■ GOAL OF THE EXERCISE
Copy out all the records exactly.

■ TASK INPUT
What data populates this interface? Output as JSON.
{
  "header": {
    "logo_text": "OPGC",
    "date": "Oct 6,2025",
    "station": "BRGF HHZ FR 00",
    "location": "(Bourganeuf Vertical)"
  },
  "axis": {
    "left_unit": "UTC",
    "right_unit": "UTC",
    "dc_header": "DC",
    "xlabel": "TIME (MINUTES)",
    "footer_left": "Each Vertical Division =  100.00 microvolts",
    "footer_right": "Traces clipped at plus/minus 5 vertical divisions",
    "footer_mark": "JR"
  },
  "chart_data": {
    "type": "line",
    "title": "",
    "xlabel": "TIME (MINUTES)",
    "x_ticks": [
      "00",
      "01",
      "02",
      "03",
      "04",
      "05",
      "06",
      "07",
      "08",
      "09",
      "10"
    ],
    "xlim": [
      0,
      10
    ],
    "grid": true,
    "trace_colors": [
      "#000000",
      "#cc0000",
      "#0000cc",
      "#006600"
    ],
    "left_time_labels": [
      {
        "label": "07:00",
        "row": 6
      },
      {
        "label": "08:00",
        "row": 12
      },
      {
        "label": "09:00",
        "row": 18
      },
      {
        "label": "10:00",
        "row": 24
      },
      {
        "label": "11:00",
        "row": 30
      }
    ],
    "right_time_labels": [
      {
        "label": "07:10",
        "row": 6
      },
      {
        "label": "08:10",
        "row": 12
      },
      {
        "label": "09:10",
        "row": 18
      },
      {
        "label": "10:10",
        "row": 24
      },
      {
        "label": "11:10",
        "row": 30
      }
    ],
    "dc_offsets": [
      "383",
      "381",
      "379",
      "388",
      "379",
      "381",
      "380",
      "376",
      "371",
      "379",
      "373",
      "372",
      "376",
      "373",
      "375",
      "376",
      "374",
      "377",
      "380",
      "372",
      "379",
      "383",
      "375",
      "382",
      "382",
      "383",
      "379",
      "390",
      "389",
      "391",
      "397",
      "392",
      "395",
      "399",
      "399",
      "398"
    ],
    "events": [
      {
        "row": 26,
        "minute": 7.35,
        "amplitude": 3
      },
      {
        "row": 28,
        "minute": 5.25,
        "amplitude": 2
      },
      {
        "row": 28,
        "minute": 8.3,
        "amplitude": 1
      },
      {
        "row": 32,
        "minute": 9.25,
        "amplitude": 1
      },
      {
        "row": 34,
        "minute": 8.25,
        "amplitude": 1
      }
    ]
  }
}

■ EXPECTED ANSWER
What data populates this interface? Output as JSON.
{
  "header": {
    "logo_text": "OPGC",
    "date": "Oct 6,2025",
    "station": "BRGF HHZ FR 00",
    "location": "(Bourganeuf Vertical)"
  },
  "axis": {
    "left_unit": "UTC",
    "right_unit": "UTC",
    "dc_header": "DC",
    "xlabel": "TIME (MINUTES)",
    "footer_left": "Each Vertical Division =  100.00 microvolts",
    "footer_right": "Traces clipped at plus/minus 5 vertical divisions",
    "footer_mark": "JR"
  },
  "chart_data": {
    "type": "line",
    "title": "",
    "xlabel": "TIME (MINUTES)",
    "x_ticks": [
      "00",
      "01",
      "02",
      "03",
      "04",
      "05",
      "06",
      "07",
      "08",
      "09",
      "10"
    ],
    "xlim": [
      0,
      10
    ],
    "grid": true,
    "trace_colors": [
      "#000000",
      "#cc0000",
      "#0000cc",
      "#006600"
    ],
    "left_time_labels": [
      {
        "label": "07:00",
        "row": 6
      },
      {
        "label": "08:00",
        "row": 12
      },
      {
        "label": "09:00",
        "row": 18
      },
      {
        "label": "10:00",
        "row": 24
      },
      {
        "label": "11:00",
        "row": 30
      }
    ],
    "right_time_labels": [
      {
        "label": "07:10",
        "row": 6
      },
      {
        "label": "08:10",
        "row": 12
      },
      {
        "label": "09:10",
        "row": 18
      },
      {
        "label": "10:10",
        "row": 24
      },
      {
        "label": "11:10",
        "row": 30
      }
    ],
    "dc_offsets": [
      "383",
      "381",
      "379",
      "388",
      "379",
      "381",
      "380",
      "376",
      "371",
      "379",
      "373",
      "372",
      "376",
      "373",
      "375",
      "376",
      "374",
      "377",
      "380",
      "372",
      "379",
      "383",
      "375",
      "382",
      "382",
      "383",
      "379",
      "390",
      "389",
      "391",
      "397",
      "392",
      "395",
      "399",
      "399",
      "398"
    ],
    "events": [
      {
        "row": 26,
        "minute": 7.35,
        "amplitude": 3
      },
      {
        "row": 28,
        "minute": 5.25,
        "amplitude": 2
      },
      {
        "row": 28,
        "minute": 8.3,
        "amplitude": 1
      },
      {
        "row": 32,
        "minute": 9.25,
        "amplitude": 1
      },
      {
        "row": 34,
        "minute": 8.25,
        "amplitude": 1
      }
    ]
  }
}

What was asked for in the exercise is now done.